Beneath this sentence is a set of records; write each of them out exactly.

──────── Information provided ────────

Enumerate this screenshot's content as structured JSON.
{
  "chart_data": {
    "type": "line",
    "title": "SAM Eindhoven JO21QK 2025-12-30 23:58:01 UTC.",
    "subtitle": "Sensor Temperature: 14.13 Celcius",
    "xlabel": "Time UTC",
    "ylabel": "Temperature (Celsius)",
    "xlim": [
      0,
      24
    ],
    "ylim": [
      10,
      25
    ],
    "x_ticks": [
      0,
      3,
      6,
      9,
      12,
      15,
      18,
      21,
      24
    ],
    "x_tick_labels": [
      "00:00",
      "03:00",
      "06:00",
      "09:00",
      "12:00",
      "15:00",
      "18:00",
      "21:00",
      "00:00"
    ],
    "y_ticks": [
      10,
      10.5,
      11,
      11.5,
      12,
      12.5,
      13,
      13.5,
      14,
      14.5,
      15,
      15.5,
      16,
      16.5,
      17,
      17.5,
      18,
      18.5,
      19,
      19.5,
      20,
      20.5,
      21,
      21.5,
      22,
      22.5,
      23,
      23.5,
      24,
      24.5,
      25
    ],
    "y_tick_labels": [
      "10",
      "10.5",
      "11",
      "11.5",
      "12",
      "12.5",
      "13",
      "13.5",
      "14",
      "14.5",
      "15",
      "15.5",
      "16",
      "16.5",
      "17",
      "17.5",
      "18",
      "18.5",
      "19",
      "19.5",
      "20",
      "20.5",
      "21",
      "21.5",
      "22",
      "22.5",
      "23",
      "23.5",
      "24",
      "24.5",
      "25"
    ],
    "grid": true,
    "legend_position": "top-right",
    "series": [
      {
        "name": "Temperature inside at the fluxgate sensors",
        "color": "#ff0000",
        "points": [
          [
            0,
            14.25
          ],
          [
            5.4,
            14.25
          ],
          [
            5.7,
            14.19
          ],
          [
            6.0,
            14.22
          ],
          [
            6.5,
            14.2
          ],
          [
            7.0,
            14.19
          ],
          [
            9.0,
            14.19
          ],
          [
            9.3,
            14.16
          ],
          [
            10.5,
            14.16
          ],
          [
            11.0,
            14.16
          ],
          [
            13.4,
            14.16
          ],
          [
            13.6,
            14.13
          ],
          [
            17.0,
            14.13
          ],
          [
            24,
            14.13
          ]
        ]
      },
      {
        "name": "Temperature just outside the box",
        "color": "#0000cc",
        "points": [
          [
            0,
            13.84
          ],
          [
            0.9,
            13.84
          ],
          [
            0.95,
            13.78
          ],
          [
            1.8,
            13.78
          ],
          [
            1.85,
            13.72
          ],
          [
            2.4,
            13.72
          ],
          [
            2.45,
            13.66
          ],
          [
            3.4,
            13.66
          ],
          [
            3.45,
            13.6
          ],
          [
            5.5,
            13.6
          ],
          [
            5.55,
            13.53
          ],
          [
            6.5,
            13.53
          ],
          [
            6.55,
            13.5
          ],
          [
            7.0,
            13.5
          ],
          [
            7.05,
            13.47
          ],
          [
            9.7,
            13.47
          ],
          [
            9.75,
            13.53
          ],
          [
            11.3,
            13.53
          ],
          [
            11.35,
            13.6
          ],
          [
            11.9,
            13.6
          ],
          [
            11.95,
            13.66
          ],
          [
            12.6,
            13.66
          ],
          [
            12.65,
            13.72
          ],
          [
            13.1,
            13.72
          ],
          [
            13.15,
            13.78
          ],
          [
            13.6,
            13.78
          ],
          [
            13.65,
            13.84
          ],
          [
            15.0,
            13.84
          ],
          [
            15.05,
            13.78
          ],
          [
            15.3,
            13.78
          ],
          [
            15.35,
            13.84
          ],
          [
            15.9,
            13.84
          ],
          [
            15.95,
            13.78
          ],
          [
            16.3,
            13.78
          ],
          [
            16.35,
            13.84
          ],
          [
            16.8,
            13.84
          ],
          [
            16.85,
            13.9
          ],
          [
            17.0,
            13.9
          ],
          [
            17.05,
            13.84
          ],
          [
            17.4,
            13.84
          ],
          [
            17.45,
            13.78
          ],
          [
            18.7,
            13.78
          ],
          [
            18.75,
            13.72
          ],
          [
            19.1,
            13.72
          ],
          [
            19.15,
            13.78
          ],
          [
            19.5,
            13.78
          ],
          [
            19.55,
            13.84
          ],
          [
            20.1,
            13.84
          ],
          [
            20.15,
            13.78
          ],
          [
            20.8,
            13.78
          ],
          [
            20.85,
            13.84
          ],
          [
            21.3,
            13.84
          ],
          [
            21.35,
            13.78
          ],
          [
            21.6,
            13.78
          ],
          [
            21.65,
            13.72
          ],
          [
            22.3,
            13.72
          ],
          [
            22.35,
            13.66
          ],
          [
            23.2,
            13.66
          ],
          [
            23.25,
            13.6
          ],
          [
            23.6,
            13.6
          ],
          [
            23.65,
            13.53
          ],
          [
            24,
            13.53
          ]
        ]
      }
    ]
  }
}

────────

-- Full output --
Enumerate this screenshot's content as structured JSON.
{
  "chart_data": {
    "type": "line",
    "title": "SAM Eindhoven JO21QK 2025-12-30 23:58:01 UTC.",
    "subtitle": "Sensor Temperature: 14.13 Celcius",
    "xlabel": "Time UTC",
    "ylabel": "Temperature (Celsius)",
    "xlim": [
      0,
      24
    ],
    "ylim": [
      10,
      25
    ],
    "x_ticks": [
      0,
      3,
      6,
      9,
      12,
      15,
      18,
      21,
      24
    ],
    "x_tick_labels": [
      "00:00",
      "03:00",
      "06:00",
      "09:00",
      "12:00",
      "15:00",
      "18:00",
      "21:00",
      "00:00"
    ],
    "y_ticks": [
      10,
      10.5,
      11,
      11.5,
      12,
      12.5,
      13,
      13.5,
      14,
      14.5,
      15,
      15.5,
      16,
      16.5,
      17,
      17.5,
      18,
      18.5,
      19,
      19.5,
      20,
      20.5,
      21,
      21.5,
      22,
      22.5,
      23,
      23.5,
      24,
      24.5,
      25
    ],
    "y_tick_labels": [
      "10",
      "10.5",
      "11",
      "11.5",
      "12",
      "12.5",
      "13",
      "13.5",
      "14",
      "14.5",
      "15",
      "15.5",
      "16",
      "16.5",
      "17",
      "17.5",
      "18",
      "18.5",
      "19",
      "19.5",
      "20",
      "20.5",
      "21",
      "21.5",
      "22",
      "22.5",
      "23",
      "23.5",
      "24",
      "24.5",
      "25"
    ],
    "grid": true,
    "legend_position": "top-right",
    "series": [
      {
        "name": "Temperature inside at the fluxgate sensors",
        "color": "#ff0000",
        "points": [
          [
            0,
            14.25
          ],
          [
            5.4,
            14.25
          ],
          [
            5.7,
            14.19
          ],
          [
            6.0,
            14.22
          ],
          [
            6.5,
            14.2
          ],
          [
            7.0,
            14.19
          ],
          [
            9.0,
            14.19
          ],
          [
            9.3,
            14.16
          ],
          [
            10.5,
            14.16
          ],
          [
            11.0,
            14.16
          ],
          [
            13.4,
            14.16
          ],
          [
            13.6,
            14.13
          ],
          [
            17.0,
            14.13
          ],
          [
            24,
            14.13
          ]
        ]
      },
      {
        "name": "Temperature just outside the box",
        "color": "#0000cc",
        "points": [
          [
            0,
            13.84
          ],
          [
            0.9,
            13.84
          ],
          [
            0.95,
            13.78
          ],
          [
            1.8,
            13.78
          ],
          [
            1.85,
            13.72
          ],
          [
            2.4,
            13.72
          ],
          [
            2.45,
            13.66
          ],
          [
            3.4,
            13.66
          ],
          [
            3.45,
            13.6
          ],
          [
            5.5,
            13.6
          ],
          [
            5.55,
            13.53
          ],
          [
            6.5,
            13.53
          ],
          [
            6.55,
            13.5
          ],
          [
            7.0,
            13.5
          ],
          [
            7.05,
            13.47
          ],
          [
            9.7,
            13.47
          ],
          [
            9.75,
            13.53
          ],
          [
            11.3,
            13.53
          ],
          [
            11.35,
            13.6
          ],
          [
            11.9,
            13.6
          ],
          [
            11.95,
            13.66
          ],
          [
            12.6,
            13.66
          ],
          [
            12.65,
            13.72
          ],
          [
            13.1,
            13.72
          ],
          [
            13.15,
            13.78
          ],
          [
            13.6,
            13.78
          ],
          [
            13.65,
            13.84
          ],
          [
            15.0,
            13.84
          ],
          [
            15.05,
            13.78
          ],
          [
            15.3,
            13.78
          ],
          [
            15.35,
            13.84
          ],
          [
            15.9,
            13.84
          ],
          [
            15.95,
            13.78
          ],
          [
            16.3,
            13.78
          ],
          [
            16.35,
            13.84
          ],
          [
            16.8,
            13.84
          ],
          [
            16.85,
            13.9
          ],
          [
            17.0,
            13.9
          ],
          [
            17.05,
            13.84
          ],
          [
            17.4,
            13.84
          ],
          [
            17.45,
            13.78
          ],
          [
            18.7,
            13.78
          ],
          [
            18.75,
            13.72
          ],
          [
            19.1,
            13.72
          ],
          [
            19.15,
            13.78
          ],
          [
            19.5,
            13.78
          ],
          [
            19.55,
            13.84
          ],
          [
            20.1,
            13.84
          ],
          [
            20.15,
            13.78
          ],
          [
            20.8,
            13.78
          ],
          [
            20.85,
            13.84
          ],
          [
            21.3,
            13.84
          ],
          [
            21.35,
            13.78
          ],
          [
            21.6,
            13.78
          ],
          [
            21.65,
            13.72
          ],
          [
            22.3,
            13.72
          ],
          [
            22.35,
            13.66
          ],
          [
            23.2,
            13.66
          ],
          [
            23.25,
            13.6
          ],
          [
            23.6,
            13.6
          ],
          [
            23.65,
            13.53
          ],
          [
            24,
            13.53
          ]
        ]
      }
    ]
  }
}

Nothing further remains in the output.